- **Entries shown**:
---*---
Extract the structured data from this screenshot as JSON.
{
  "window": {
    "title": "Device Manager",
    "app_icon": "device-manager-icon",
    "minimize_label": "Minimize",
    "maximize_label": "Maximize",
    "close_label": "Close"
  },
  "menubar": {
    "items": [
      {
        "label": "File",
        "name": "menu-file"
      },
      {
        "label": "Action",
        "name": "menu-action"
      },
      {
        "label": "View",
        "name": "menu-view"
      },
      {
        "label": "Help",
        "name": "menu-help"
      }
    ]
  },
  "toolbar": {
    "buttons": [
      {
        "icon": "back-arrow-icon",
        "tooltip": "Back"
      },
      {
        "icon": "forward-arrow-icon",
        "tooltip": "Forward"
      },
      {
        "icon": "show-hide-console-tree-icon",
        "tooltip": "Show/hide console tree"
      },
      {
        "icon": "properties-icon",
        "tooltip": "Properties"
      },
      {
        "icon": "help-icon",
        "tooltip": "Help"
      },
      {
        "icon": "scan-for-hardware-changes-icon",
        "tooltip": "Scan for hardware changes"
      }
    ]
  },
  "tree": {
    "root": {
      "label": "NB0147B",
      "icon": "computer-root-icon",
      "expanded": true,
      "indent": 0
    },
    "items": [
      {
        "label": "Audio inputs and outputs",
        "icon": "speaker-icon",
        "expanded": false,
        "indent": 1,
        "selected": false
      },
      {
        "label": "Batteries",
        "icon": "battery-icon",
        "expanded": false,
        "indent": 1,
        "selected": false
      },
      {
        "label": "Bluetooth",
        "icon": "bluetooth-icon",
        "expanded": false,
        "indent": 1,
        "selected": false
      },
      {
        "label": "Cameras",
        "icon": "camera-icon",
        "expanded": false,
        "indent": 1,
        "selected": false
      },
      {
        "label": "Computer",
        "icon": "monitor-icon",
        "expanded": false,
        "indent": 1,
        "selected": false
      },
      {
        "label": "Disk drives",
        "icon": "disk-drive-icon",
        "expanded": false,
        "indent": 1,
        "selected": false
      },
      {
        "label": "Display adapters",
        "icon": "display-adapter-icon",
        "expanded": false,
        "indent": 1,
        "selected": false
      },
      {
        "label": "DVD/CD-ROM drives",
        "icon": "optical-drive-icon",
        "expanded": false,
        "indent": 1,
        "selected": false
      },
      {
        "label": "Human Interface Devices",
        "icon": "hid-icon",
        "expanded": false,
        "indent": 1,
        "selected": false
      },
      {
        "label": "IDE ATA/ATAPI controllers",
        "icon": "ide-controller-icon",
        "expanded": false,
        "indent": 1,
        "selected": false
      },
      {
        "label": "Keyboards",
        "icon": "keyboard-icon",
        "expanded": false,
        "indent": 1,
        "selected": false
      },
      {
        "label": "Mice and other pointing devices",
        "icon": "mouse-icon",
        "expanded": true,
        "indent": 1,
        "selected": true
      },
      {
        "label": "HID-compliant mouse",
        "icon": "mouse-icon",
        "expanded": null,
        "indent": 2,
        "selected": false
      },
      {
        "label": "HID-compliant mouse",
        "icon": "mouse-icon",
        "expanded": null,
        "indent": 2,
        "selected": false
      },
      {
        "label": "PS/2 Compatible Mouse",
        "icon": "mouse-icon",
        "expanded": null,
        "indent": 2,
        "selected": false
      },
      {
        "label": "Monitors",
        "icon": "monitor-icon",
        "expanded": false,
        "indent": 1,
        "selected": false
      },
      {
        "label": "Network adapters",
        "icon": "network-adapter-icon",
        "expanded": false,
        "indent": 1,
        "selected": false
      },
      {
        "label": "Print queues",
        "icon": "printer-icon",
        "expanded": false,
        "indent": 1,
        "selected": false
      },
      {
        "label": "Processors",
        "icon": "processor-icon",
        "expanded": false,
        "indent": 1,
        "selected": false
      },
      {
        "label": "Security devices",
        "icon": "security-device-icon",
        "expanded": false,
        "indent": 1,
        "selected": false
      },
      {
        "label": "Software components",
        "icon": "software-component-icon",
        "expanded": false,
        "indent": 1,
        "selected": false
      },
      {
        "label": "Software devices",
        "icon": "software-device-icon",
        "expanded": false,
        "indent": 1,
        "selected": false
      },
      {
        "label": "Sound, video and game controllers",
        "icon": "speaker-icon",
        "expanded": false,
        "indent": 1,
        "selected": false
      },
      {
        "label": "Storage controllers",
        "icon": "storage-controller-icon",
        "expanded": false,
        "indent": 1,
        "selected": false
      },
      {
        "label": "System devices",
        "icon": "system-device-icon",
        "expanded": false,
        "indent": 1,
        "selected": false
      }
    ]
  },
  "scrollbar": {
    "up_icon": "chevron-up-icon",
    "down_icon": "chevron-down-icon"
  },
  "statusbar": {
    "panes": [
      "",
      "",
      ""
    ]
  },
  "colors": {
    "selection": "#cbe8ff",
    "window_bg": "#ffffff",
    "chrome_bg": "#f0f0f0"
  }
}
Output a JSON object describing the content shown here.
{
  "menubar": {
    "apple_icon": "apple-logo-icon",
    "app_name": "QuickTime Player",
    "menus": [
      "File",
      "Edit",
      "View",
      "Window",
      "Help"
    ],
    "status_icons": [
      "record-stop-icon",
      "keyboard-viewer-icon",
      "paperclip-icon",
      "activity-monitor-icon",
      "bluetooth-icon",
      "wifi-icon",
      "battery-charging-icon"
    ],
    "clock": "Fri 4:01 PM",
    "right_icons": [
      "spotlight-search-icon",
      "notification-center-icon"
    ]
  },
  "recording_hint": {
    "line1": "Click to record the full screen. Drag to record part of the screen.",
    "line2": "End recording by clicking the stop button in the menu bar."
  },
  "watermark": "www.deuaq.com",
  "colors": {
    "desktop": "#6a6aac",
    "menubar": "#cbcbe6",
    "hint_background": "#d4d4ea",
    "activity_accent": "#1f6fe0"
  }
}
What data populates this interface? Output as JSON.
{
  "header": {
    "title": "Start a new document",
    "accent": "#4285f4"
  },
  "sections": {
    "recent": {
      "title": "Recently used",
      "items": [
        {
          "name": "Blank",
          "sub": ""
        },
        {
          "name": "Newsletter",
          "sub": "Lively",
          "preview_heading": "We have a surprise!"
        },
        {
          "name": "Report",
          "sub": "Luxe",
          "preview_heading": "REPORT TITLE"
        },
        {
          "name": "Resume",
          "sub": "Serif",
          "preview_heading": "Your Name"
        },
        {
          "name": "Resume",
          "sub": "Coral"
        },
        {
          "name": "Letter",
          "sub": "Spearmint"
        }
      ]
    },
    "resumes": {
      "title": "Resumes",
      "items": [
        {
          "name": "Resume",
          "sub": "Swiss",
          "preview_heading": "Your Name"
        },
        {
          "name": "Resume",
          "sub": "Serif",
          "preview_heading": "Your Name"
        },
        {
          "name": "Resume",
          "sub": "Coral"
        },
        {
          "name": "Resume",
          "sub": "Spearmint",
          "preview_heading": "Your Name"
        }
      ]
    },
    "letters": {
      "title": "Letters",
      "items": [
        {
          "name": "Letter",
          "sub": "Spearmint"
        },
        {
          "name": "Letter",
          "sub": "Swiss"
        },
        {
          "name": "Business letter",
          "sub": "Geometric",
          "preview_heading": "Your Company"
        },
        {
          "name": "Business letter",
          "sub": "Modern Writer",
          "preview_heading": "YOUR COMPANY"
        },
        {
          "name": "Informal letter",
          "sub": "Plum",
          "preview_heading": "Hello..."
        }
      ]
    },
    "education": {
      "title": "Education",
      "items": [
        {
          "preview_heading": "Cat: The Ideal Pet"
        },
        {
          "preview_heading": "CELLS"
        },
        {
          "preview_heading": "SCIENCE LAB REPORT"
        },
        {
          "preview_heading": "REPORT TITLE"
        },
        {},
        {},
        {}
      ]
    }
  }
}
---*---
- **Written instruction**: Every record shown above should be written out again exactly.

- **Answer to this exercise**:
Extract the structured data from this screenshot as JSON.
{
  "window": {
    "title": "Device Manager",
    "app_icon": "device-manager-icon",
    "minimize_label": "Minimize",
    "maximize_label": "Maximize",
    "close_label": "Close"
  },
  "menubar": {
    "items": [
      {
        "label": "File",
        "name": "menu-file"
      },
      {
        "label": "Action",
        "name": "menu-action"
      },
      {
        "label": "View",
        "name": "menu-view"
      },
      {
        "label": "Help",
        "name": "menu-help"
      }
    ]
  },
  "toolbar": {
    "buttons": [
      {
        "icon": "back-arrow-icon",
        "tooltip": "Back"
      },
      {
        "icon": "forward-arrow-icon",
        "tooltip": "Forward"
      },
      {
        "icon": "show-hide-console-tree-icon",
        "tooltip": "Show/hide console tree"
      },
      {
        "icon": "properties-icon",
        "tooltip": "Properties"
      },
      {
        "icon": "help-icon",
        "tooltip": "Help"
      },
      {
        "icon": "scan-for-hardware-changes-icon",
        "tooltip": "Scan for hardware changes"
      }
    ]
  },
  "tree": {
    "root": {
      "label": "NB0147B",
      "icon": "computer-root-icon",
      "expanded": true,
      "indent": 0
    },
    "items": [
      {
        "label": "Audio inputs and outputs",
        "icon": "speaker-icon",
        "expanded": false,
        "indent": 1,
        "selected": false
      },
      {
        "label": "Batteries",
        "icon": "battery-icon",
        "expanded": false,
        "indent": 1,
        "selected": false
      },
      {
        "label": "Bluetooth",
        "icon": "bluetooth-icon",
        "expanded": false,
        "indent": 1,
        "selected": false
      },
      {
        "label": "Cameras",
        "icon": "camera-icon",
        "expanded": false,
        "indent": 1,
        "selected": false
      },
      {
        "label": "Computer",
        "icon": "monitor-icon",
        "expanded": false,
        "indent": 1,
        "selected": false
      },
      {
        "label": "Disk drives",
        "icon": "disk-drive-icon",
        "expanded": false,
        "indent": 1,
        "selected": false
      },
      {
        "label": "Display adapters",
        "icon": "display-adapter-icon",
        "expanded": false,
        "indent": 1,
        "selected": false
      },
      {
        "label": "DVD/CD-ROM drives",
        "icon": "optical-drive-icon",
        "expanded": false,
        "indent": 1,
        "selected": false
      },
      {
        "label": "Human Interface Devices",
        "icon": "hid-icon",
        "expanded": false,
        "indent": 1,
        "selected": false
      },
      {
        "label": "IDE ATA/ATAPI controllers",
        "icon": "ide-controller-icon",
        "expanded": false,
        "indent": 1,
        "selected": false
      },
      {
        "label": "Keyboards",
        "icon": "keyboard-icon",
        "expanded": false,
        "indent": 1,
        "selected": false
      },
      {
        "label": "Mice and other pointing devices",
        "icon": "mouse-icon",
        "expanded": true,
        "indent": 1,
        "selected": true
      },
      {
        "label": "HID-compliant mouse",
        "icon": "mouse-icon",
        "expanded": null,
        "indent": 2,
        "selected": false
      },
      {
        "label": "HID-compliant mouse",
        "icon": "mouse-icon",
        "expanded": null,
        "indent": 2,
        "selected": false
      },
      {
        "label": "PS/2 Compatible Mouse",
        "icon": "mouse-icon",
        "expanded": null,
        "indent": 2,
        "selected": false
      },
      {
        "label": "Monitors",
        "icon": "monitor-icon",
        "expanded": false,
        "indent": 1,
        "selected": false
      },
      {
        "label": "Network adapters",
        "icon": "network-adapter-icon",
        "expanded": false,
        "indent": 1,
        "selected": false
      },
      {
        "label": "Print queues",
        "icon": "printer-icon",
        "expanded": false,
        "indent": 1,
        "selected": false
      },
      {
        "label": "Processors",
        "icon": "processor-icon",
        "expanded": false,
        "indent": 1,
        "selected": false
      },
      {
        "label": "Security devices",
        "icon": "security-device-icon",
        "expanded": false,
        "indent": 1,
        "selected": false
      },
      {
        "label": "Software components",
        "icon": "software-component-icon",
        "expanded": false,
        "indent": 1,
        "selected": false
      },
      {
        "label": "Software devices",
        "icon": "software-device-icon",
        "expanded": false,
        "indent": 1,
        "selected": false
      },
      {
        "label": "Sound, video and game controllers",
        "icon": "speaker-icon",
        "expanded": false,
        "indent": 1,
        "selected": false
      },
      {
        "label": "Storage controllers",
        "icon": "storage-controller-icon",
        "expanded": false,
        "indent": 1,
        "selected": false
      },
      {
        "label": "System devices",
        "icon": "system-device-icon",
        "expanded": false,
        "indent": 1,
        "selected": false
      }
    ]
  },
  "scrollbar": {
    "up_icon": "chevron-up-icon",
    "down_icon": "chevron-down-icon"
  },
  "statusbar": {
    "panes": [
      "",
      "",
      ""
    ]
  },
  "colors": {
    "selection": "#cbe8ff",
    "window_bg": "#ffffff",
    "chrome_bg": "#f0f0f0"
  }
}
Output a JSON object describing the content shown here.
{
  "menubar": {
    "apple_icon": "apple-logo-icon",
    "app_name": "QuickTime Player",
    "menus": [
      "File",
      "Edit",
      "View",
      "Window",
      "Help"
    ],
    "status_icons": [
      "record-stop-icon",
      "keyboard-viewer-icon",
      "paperclip-icon",
      "activity-monitor-icon",
      "bluetooth-icon",
      "wifi-icon",
      "battery-charging-icon"
    ],
    "clock": "Fri 4:01 PM",
    "right_icons": [
      "spotlight-search-icon",
      "notification-center-icon"
    ]
  },
  "recording_hint": {
    "line1": "Click to record the full screen. Drag to record part of the screen.",
    "line2": "End recording by clicking the stop button in the menu bar."
  },
  "watermark": "www.deuaq.com",
  "colors": {
    "desktop": "#6a6aac",
    "menubar": "#cbcbe6",
    "hint_background": "#d4d4ea",
    "activity_accent": "#1f6fe0"
  }
}
What data populates this interface? Output as JSON.
{
  "header": {
    "title": "Start a new document",
    "accent": "#4285f4"
  },
  "sections": {
    "recent": {
      "title": "Recently used",
      "items": [
        {
          "name": "Blank",
          "sub": ""
        },
        {
          "name": "Newsletter",
          "sub": "Lively",
          "preview_heading": "We have a surprise!"
        },
        {
          "name": "Report",
          "sub": "Luxe",
          "preview_heading": "REPORT TITLE"
        },
        {
          "name": "Resume",
          "sub": "Serif",
          "preview_heading": "Your Name"
        },
        {
          "name": "Resume",
          "sub": "Coral"
        },
        {
          "name": "Letter",
          "sub": "Spearmint"
        }
      ]
    },
    "resumes": {
      "title": "Resumes",
      "items": [
        {
          "name": "Resume",
          "sub": "Swiss",
          "preview_heading": "Your Name"
        },
        {
          "name": "Resume",
          "sub": "Serif",
          "preview_heading": "Your Name"
        },
        {
          "name": "Resume",
          "sub": "Coral"
        },
        {
          "name": "Resume",
          "sub": "Spearmint",
          "preview_heading": "Your Name"
        }
      ]
    },
    "letters": {
      "title": "Letters",
      "items": [
        {
          "name": "Letter",
          "sub": "Spearmint"
        },
        {
          "name": "Letter",
          "sub": "Swiss"
        },
        {
          "name": "Business letter",
          "sub": "Geometric",
          "preview_heading": "Your Company"
        },
        {
          "name": "Business letter",
          "sub": "Modern Writer",
          "preview_heading": "YOUR COMPANY"
        },
        {
          "name": "Informal letter",
          "sub": "Plum",
          "preview_heading": "Hello..."
        }
      ]
    },
    "education": {
      "title": "Education",
      "items": [
        {
          "preview_heading": "Cat: The Ideal Pet"
        },
        {
          "preview_heading": "CELLS"
        },
        {
          "preview_heading": "SCIENCE LAB REPORT"
        },
        {
          "preview_heading": "REPORT TITLE"
        },
        {},
        {},
        {}
      ]
    }
  }
}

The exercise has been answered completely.